_Do this_: Reproduce every entry exactly as shown.

[Start Data for this exercise]

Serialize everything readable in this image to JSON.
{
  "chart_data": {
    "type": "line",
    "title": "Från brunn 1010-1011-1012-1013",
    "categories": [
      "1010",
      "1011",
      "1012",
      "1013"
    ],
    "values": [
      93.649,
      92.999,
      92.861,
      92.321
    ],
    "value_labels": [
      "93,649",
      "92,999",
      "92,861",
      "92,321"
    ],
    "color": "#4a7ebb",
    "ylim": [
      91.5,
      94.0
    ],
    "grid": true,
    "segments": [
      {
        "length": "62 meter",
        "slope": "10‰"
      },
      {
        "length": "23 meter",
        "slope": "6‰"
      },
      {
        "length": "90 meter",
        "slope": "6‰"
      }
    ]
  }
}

[End Data for this exercise]

_Full output_:
Serialize everything readable in this image to JSON.
{
  "chart_data": {
    "type": "line",
    "title": "Från brunn 1010-1011-1012-1013",
    "categories": [
      "1010",
      "1011",
      "1012",
      "1013"
    ],
    "values": [
      93.649,
      92.999,
      92.861,
      92.321
    ],
    "value_labels": [
      "93,649",
      "92,999",
      "92,861",
      "92,321"
    ],
    "color": "#4a7ebb",
    "ylim": [
      91.5,
      94.0
    ],
    "grid": true,
    "segments": [
      {
        "length": "62 meter",
        "slope": "10‰"
      },
      {
        "length": "23 meter",
        "slope": "6‰"
      },
      {
        "length": "90 meter",
        "slope": "6‰"
      }
    ]
  }
}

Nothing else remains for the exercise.